**Instruction**
Search the data below for the string "JSON". Extract every line that contains it.

-- BEGIN Material to process --

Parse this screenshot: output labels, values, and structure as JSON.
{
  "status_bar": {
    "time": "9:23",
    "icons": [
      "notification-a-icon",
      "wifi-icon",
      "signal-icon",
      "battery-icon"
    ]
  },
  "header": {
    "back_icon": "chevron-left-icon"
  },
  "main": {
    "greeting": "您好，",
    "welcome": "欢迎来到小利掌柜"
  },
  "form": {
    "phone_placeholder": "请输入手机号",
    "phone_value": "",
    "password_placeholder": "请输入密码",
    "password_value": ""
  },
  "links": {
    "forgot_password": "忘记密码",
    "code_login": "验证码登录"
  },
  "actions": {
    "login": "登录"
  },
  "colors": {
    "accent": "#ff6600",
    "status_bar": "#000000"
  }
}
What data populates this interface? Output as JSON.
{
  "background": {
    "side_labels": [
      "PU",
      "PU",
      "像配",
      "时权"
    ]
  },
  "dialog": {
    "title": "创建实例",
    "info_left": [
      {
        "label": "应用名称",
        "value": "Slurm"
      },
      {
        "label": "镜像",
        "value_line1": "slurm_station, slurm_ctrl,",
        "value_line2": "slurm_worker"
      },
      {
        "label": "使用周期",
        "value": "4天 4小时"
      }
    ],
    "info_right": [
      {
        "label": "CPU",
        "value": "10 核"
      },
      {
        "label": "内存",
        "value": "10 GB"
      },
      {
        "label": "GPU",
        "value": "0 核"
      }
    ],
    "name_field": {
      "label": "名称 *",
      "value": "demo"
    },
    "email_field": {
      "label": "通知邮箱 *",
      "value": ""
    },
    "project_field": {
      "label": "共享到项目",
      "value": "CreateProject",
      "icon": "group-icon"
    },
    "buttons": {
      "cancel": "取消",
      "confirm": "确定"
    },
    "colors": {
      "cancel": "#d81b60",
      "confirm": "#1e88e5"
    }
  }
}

-- END Material to process --

**Solution**
Parse this screenshot: output labels, values, and structure as JSON.
What data populates this interface? Output as JSON.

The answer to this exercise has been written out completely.